| EXERCISE AIM |
Sift the material for lines containing "title", and return them.

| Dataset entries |

══════

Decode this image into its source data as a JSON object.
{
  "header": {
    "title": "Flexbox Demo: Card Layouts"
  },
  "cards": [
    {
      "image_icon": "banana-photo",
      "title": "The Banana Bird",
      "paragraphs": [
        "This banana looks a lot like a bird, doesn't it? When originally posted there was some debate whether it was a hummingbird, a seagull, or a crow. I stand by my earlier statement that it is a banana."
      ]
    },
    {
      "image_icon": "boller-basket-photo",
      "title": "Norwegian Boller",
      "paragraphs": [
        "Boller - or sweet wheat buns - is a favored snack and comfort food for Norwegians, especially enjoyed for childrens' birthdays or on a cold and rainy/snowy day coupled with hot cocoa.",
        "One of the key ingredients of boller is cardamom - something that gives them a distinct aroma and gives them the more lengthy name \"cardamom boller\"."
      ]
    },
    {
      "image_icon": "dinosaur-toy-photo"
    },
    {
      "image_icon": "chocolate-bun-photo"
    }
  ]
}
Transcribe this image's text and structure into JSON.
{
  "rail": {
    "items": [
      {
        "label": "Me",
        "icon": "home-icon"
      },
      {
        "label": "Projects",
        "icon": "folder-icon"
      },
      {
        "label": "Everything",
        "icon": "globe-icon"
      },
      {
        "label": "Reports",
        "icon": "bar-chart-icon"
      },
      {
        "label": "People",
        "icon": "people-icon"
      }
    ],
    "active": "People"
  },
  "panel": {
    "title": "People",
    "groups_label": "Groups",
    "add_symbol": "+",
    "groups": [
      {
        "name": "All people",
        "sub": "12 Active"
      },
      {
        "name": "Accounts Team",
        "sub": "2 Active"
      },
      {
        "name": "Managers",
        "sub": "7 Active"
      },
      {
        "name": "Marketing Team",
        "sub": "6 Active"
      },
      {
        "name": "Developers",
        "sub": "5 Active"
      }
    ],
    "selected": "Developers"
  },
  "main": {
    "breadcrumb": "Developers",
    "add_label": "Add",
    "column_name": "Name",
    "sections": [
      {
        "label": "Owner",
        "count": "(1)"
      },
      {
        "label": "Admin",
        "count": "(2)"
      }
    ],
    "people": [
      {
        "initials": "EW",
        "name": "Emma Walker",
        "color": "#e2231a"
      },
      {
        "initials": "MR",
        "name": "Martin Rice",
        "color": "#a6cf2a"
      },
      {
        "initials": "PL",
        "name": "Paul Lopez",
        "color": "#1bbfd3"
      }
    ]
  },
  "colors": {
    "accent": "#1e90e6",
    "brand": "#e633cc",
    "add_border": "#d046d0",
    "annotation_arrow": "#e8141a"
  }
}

══════

| EXERCISE RESPONSE |
    "title": "Flexbox Demo: Card Layouts"
      "title": "The Banana Bird",
      "title": "Norwegian Boller",
    "title": "People",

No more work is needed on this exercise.